⟨
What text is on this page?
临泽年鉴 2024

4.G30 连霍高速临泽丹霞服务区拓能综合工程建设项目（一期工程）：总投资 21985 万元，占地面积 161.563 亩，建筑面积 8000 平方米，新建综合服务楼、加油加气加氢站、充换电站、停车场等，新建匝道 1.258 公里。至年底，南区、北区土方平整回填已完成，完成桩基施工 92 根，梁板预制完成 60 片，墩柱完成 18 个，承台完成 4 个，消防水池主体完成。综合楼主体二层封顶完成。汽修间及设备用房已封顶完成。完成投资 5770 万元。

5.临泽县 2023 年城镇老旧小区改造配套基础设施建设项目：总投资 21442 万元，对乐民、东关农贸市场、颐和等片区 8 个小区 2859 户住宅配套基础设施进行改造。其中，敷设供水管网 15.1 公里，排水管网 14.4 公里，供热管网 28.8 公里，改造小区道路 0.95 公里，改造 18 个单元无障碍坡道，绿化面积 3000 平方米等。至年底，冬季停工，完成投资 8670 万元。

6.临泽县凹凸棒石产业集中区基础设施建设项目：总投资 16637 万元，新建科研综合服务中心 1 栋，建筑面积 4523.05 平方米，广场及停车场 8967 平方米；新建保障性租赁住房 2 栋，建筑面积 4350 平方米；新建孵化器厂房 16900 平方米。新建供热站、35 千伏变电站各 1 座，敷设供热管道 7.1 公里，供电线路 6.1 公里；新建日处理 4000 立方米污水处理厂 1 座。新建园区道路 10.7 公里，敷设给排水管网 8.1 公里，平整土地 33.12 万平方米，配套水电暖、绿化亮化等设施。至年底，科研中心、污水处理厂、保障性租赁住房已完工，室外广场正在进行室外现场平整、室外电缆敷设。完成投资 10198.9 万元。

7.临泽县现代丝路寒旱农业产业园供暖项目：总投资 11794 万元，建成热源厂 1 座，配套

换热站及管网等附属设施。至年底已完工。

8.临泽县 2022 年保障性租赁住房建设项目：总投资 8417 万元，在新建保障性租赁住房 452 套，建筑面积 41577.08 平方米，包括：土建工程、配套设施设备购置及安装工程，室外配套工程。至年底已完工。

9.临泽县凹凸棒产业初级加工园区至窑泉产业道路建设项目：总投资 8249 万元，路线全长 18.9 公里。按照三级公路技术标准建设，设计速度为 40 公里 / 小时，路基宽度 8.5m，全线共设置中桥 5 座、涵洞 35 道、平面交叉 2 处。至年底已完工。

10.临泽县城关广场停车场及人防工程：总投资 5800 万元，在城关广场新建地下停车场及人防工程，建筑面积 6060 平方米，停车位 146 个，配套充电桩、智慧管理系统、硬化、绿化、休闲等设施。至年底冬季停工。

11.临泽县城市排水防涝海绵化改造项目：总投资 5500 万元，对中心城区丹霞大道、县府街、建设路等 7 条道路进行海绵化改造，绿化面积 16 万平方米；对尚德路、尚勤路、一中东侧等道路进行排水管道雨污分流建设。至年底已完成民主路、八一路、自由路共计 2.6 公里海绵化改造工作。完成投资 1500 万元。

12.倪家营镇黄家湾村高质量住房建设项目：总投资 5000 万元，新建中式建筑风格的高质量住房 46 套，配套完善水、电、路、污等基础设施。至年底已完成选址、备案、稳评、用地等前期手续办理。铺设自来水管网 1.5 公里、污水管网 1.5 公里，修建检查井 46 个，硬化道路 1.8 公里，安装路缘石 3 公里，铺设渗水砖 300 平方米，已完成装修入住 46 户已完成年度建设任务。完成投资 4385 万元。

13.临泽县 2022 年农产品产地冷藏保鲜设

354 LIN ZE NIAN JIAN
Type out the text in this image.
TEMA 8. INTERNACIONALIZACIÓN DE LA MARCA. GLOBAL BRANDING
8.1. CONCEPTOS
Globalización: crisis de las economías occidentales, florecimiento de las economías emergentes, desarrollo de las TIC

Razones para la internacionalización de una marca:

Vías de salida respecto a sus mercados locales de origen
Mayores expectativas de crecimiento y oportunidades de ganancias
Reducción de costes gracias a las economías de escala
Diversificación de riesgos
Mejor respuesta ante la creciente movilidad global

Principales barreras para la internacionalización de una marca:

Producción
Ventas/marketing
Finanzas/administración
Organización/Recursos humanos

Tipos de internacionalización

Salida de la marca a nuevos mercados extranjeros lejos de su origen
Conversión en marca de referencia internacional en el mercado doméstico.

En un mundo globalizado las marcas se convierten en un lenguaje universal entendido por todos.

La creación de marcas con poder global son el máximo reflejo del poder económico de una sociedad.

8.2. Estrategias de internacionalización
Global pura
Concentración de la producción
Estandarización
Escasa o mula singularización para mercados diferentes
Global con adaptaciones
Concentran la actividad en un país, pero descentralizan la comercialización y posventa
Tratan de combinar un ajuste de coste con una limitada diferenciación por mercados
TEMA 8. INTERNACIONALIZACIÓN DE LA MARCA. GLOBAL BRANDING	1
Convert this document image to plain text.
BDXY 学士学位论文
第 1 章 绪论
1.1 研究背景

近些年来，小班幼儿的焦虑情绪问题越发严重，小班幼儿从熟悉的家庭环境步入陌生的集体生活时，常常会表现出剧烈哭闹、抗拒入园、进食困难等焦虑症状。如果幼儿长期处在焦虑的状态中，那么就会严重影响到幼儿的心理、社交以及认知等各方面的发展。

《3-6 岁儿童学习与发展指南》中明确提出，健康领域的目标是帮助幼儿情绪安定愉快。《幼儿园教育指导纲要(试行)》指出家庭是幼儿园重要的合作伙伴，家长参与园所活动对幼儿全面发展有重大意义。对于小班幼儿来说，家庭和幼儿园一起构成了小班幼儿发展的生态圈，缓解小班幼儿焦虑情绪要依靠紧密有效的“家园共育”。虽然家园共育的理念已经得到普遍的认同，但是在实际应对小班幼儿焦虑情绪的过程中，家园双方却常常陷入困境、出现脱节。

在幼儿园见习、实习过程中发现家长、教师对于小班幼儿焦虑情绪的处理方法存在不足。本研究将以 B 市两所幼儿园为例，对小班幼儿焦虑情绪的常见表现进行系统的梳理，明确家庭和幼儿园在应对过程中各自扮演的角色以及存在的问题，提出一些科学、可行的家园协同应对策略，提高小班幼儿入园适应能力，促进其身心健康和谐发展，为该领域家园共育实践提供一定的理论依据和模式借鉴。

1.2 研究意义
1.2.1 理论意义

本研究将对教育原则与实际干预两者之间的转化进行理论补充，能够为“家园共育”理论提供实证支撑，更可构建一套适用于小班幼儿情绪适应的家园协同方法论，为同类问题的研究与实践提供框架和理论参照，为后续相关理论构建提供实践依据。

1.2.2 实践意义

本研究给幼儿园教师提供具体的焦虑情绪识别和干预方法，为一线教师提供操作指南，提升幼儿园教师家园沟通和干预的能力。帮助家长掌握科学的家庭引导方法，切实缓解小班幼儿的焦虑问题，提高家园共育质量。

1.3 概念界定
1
⟩
— Prompt —
Spot every line that holds "marcas" and copy it.

— Answer for the task —
En un mundo globalizado las marcas se convierten en un lenguaje universal entendido por todos.
La creación de marcas con poder global son el máximo reflejo del poder económico de una sociedad.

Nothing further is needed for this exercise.